# Task goal
Show, in full, each line of the data that contains "JSON".

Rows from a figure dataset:

** BEGIN **

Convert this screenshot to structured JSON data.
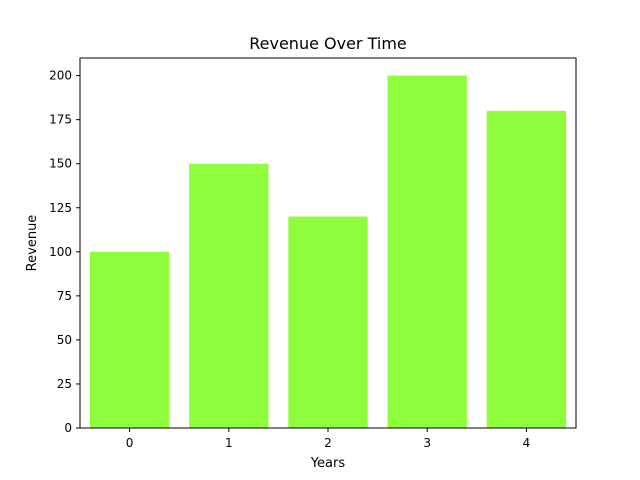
{
  "chart_data": {
    "type": "bar",
    "title": "Revenue Over Time",
    "xlabel": "Years",
    "ylabel": "Revenue",
    "categories": [
      "0",
      "1",
      "2",
      "3",
      "4"
    ],
    "values": [
      100,
      150,
      120,
      200,
      180
    ],
    "ylim": [
      0,
      210
    ],
    "yticks": [
      0,
      25,
      50,
      75,
      100,
      125,
      150,
      175,
      200
    ],
    "xlim": [
      -0.5,
      4.5
    ],
    "bar_width": 0.8,
    "bar_color": "#8ffc3c",
    "grid": false,
    "legend": "none"
  }
}
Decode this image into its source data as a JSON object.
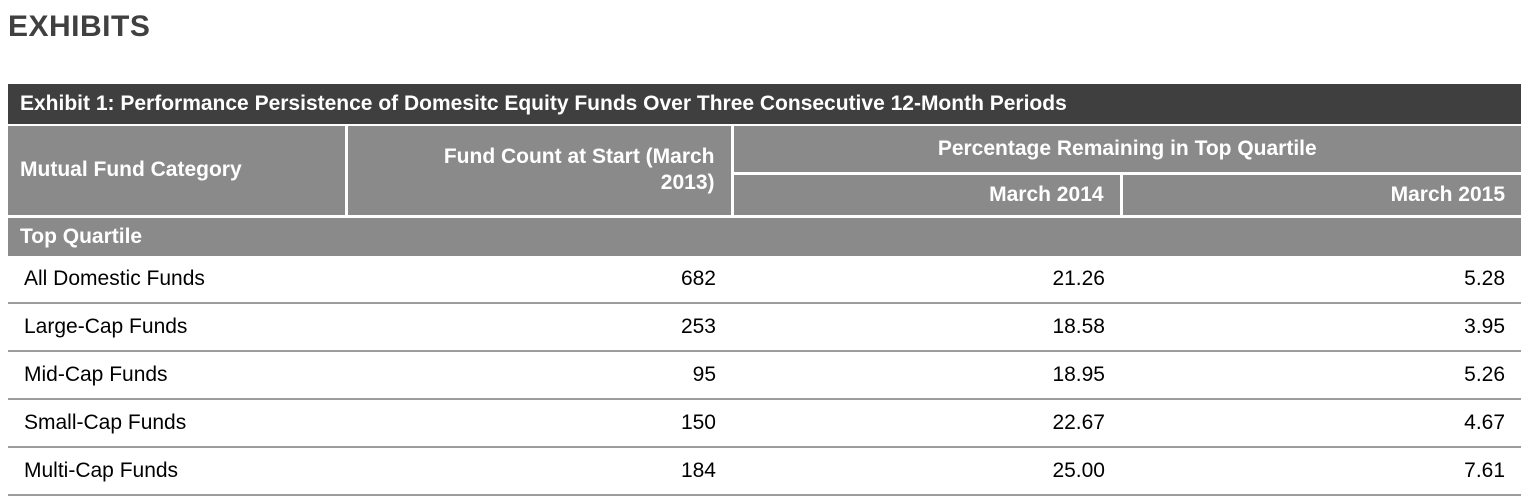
{
  "page": {
    "title": "EXHIBITS"
  },
  "exhibit_table": {
    "caption": "Exhibit 1: Performance Persistence of Domesitc Equity Funds Over Three Consecutive 12-Month Periods",
    "headers": {
      "category": "Mutual Fund Category",
      "fund_count": "Fund Count at Start (March 2013)",
      "pct_group": "Percentage Remaining in Top Quartile",
      "march_2014": "March 2014",
      "march_2015": "March 2015"
    },
    "section_label": "Top Quartile",
    "rows": [
      {
        "category": "All Domestic Funds",
        "fund_count": "682",
        "march_2014": "21.26",
        "march_2015": "5.28"
      },
      {
        "category": "Large-Cap Funds",
        "fund_count": "253",
        "march_2014": "18.58",
        "march_2015": "3.95"
      },
      {
        "category": "Mid-Cap Funds",
        "fund_count": "95",
        "march_2014": "18.95",
        "march_2015": "5.26"
      },
      {
        "category": "Small-Cap Funds",
        "fund_count": "150",
        "march_2014": "22.67",
        "march_2015": "4.67"
      },
      {
        "category": "Multi-Cap Funds",
        "fund_count": "184",
        "march_2014": "25.00",
        "march_2015": "7.61"
      }
    ],
    "colors": {
      "caption_bg": "#3f3f3f",
      "header_bg": "#8a8a8a",
      "header_text": "#ffffff",
      "row_border": "#9c9c9c",
      "title_text": "#404040"
    }
  }
}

** END **

# Exercise answer
Convert this screenshot to structured JSON data.
Decode this image into its source data as a JSON object.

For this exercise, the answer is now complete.